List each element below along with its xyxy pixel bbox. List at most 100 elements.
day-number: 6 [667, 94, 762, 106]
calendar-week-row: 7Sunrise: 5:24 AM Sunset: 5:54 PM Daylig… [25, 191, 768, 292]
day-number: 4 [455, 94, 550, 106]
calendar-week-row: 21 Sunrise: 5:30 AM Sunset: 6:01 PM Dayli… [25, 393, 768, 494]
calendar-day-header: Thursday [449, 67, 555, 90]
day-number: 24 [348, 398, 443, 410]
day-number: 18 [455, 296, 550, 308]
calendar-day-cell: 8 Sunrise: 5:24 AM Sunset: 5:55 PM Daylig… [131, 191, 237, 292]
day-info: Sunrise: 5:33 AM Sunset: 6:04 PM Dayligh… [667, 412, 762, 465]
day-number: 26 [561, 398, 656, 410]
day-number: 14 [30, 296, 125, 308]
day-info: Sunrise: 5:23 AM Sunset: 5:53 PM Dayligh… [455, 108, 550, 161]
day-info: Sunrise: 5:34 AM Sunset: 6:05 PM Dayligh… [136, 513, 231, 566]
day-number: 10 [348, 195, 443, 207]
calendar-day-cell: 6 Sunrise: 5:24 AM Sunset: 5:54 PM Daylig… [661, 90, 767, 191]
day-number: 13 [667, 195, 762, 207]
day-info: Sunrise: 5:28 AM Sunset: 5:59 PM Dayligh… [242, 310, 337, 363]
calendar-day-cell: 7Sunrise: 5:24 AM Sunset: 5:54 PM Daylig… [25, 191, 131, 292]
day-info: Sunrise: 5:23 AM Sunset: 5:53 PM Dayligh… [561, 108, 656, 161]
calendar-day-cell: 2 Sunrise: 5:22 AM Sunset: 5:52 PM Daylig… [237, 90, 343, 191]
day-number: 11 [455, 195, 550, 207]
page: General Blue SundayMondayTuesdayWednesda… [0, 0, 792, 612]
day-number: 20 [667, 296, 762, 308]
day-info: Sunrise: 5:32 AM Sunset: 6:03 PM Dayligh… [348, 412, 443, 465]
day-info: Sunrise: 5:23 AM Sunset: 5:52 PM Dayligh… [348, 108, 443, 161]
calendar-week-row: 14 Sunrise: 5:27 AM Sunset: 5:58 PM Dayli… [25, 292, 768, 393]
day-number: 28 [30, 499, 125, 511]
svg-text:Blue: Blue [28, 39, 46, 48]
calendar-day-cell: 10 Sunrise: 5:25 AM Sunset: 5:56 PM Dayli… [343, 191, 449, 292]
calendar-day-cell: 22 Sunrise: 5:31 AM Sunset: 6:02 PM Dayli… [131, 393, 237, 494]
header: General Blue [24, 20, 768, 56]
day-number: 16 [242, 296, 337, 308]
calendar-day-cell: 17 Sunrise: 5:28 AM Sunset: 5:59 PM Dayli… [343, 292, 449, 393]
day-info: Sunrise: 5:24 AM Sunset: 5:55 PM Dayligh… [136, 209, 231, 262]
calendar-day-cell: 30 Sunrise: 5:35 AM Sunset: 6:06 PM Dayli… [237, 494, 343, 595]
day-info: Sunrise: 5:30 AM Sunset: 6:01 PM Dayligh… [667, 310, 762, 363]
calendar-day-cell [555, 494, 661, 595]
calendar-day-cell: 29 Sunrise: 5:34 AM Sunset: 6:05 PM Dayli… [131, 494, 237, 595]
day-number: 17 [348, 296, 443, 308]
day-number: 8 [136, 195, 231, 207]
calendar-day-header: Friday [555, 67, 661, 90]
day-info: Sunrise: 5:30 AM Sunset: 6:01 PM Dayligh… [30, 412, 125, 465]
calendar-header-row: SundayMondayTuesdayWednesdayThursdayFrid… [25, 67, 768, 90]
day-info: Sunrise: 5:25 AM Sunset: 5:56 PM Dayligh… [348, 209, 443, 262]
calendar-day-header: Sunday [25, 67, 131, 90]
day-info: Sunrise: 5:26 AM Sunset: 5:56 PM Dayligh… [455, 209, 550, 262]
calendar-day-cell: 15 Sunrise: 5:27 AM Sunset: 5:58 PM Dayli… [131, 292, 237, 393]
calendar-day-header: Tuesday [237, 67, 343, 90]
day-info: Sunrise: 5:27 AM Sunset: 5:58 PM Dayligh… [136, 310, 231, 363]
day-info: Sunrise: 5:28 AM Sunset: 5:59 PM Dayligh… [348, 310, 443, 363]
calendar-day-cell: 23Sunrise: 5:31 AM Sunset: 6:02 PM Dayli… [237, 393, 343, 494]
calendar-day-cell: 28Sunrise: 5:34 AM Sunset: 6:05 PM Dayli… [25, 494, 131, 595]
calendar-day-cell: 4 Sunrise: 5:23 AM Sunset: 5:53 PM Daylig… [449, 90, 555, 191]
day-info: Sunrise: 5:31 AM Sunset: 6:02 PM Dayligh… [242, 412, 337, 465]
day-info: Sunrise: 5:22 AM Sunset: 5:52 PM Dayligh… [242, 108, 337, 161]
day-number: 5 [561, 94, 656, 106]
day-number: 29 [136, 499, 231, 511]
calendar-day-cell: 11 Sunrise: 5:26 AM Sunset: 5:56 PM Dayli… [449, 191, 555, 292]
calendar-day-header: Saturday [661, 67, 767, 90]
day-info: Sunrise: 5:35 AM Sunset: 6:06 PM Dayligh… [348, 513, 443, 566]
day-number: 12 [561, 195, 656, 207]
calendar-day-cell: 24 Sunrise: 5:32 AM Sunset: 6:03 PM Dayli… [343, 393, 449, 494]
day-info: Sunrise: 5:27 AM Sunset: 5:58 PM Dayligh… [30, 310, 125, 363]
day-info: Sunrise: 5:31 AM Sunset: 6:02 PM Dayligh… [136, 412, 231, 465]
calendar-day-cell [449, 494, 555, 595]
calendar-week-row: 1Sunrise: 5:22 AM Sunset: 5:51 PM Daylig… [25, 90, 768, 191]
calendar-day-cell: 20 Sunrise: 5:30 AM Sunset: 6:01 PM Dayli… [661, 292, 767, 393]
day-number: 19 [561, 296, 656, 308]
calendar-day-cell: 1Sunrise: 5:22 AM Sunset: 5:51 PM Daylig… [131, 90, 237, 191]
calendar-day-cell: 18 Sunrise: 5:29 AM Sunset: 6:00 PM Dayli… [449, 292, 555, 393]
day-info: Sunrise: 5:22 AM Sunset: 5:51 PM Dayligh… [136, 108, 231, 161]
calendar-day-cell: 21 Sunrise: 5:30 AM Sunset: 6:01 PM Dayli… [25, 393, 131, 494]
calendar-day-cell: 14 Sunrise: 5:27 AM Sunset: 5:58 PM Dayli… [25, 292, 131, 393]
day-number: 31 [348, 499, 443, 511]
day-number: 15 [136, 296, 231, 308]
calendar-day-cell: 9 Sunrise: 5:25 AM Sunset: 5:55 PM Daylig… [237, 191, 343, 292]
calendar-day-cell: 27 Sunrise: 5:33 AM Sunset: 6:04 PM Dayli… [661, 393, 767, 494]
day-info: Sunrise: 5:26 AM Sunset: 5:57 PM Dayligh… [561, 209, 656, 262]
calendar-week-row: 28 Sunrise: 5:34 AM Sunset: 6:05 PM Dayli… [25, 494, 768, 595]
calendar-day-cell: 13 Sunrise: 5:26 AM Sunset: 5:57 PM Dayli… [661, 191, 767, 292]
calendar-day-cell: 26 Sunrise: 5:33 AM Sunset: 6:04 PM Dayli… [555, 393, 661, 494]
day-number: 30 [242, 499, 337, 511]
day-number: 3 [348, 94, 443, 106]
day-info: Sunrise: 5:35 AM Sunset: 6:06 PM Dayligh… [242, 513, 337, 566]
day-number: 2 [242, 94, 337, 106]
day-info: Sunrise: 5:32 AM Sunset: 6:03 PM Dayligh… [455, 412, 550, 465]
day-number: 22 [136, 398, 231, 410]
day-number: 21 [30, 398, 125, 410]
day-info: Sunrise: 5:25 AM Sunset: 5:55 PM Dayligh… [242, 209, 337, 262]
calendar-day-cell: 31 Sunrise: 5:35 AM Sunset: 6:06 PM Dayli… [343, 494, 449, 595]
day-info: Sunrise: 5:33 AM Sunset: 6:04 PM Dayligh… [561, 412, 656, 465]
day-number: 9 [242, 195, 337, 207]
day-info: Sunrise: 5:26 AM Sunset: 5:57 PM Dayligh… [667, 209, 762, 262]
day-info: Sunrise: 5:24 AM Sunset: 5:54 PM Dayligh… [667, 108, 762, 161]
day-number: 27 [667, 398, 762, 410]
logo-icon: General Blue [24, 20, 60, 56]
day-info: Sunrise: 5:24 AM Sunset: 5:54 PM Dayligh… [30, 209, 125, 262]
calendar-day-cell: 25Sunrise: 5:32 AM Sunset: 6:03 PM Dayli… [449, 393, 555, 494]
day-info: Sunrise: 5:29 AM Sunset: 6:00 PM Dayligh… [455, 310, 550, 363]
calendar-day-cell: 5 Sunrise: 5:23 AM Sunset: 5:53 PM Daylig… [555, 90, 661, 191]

**********

Exercise instructions
Reproduce the entries above from the first line through the line containing "calendar-day-cell [555, 494, 661, 595]", inclusive, with "calendar-week-row" replaced by "calendar-row" and nothing else altered.

Answer to the problem
List each element below along with its xyxy pixel bbox. List at most 100 elements.
day-number: 6 [667, 94, 762, 106]
calendar-row: 7Sunrise: 5:24 AM Sunset: 5:54 PM Daylig… [25, 191, 768, 292]
day-number: 4 [455, 94, 550, 106]
calendar-row: 21 Sunrise: 5:30 AM Sunset: 6:01 PM Dayli… [25, 393, 768, 494]
calendar-day-header: Thursday [449, 67, 555, 90]
day-number: 24 [348, 398, 443, 410]
day-number: 18 [455, 296, 550, 308]
calendar-day-cell: 8 Sunrise: 5:24 AM Sunset: 5:55 PM Daylig… [131, 191, 237, 292]
day-info: Sunrise: 5:33 AM Sunset: 6:04 PM Dayligh… [667, 412, 762, 465]
day-number: 26 [561, 398, 656, 410]
day-number: 14 [30, 296, 125, 308]
day-info: Sunrise: 5:23 AM Sunset: 5:53 PM Dayligh… [455, 108, 550, 161]
day-info: Sunrise: 5:34 AM Sunset: 6:05 PM Dayligh… [136, 513, 231, 566]
day-number: 10 [348, 195, 443, 207]
calendar-day-cell: 6 Sunrise: 5:24 AM Sunset: 5:54 PM Daylig… [661, 90, 767, 191]
day-number: 13 [667, 195, 762, 207]
day-info: Sunrise: 5:28 AM Sunset: 5:59 PM Dayligh… [242, 310, 337, 363]
calendar-day-cell: 7Sunrise: 5:24 AM Sunset: 5:54 PM Daylig… [25, 191, 131, 292]
day-info: Sunrise: 5:23 AM Sunset: 5:53 PM Dayligh… [561, 108, 656, 161]
calendar-day-cell: 2 Sunrise: 5:22 AM Sunset: 5:52 PM Daylig… [237, 90, 343, 191]
day-number: 11 [455, 195, 550, 207]
page: General Blue SundayMondayTuesdayWednesda… [0, 0, 792, 612]
day-number: 20 [667, 296, 762, 308]
day-info: Sunrise: 5:32 AM Sunset: 6:03 PM Dayligh… [348, 412, 443, 465]
day-info: Sunrise: 5:23 AM Sunset: 5:52 PM Dayligh… [348, 108, 443, 161]
calendar-row: 14 Sunrise: 5:27 AM Sunset: 5:58 PM Dayli… [25, 292, 768, 393]
day-number: 28 [30, 499, 125, 511]
svg-text:Blue: Blue [28, 39, 46, 48]
calendar-day-cell: 10 Sunrise: 5:25 AM Sunset: 5:56 PM Dayli… [343, 191, 449, 292]
calendar-day-cell: 22 Sunrise: 5:31 AM Sunset: 6:02 PM Dayli… [131, 393, 237, 494]
header: General Blue [24, 20, 768, 56]
day-number: 16 [242, 296, 337, 308]
calendar-day-cell: 17 Sunrise: 5:28 AM Sunset: 5:59 PM Dayli… [343, 292, 449, 393]
day-info: Sunrise: 5:24 AM Sunset: 5:55 PM Dayligh… [136, 209, 231, 262]
calendar-day-cell: 30 Sunrise: 5:35 AM Sunset: 6:06 PM Dayli… [237, 494, 343, 595]
day-info: Sunrise: 5:30 AM Sunset: 6:01 PM Dayligh… [667, 310, 762, 363]
calendar-day-cell [555, 494, 661, 595]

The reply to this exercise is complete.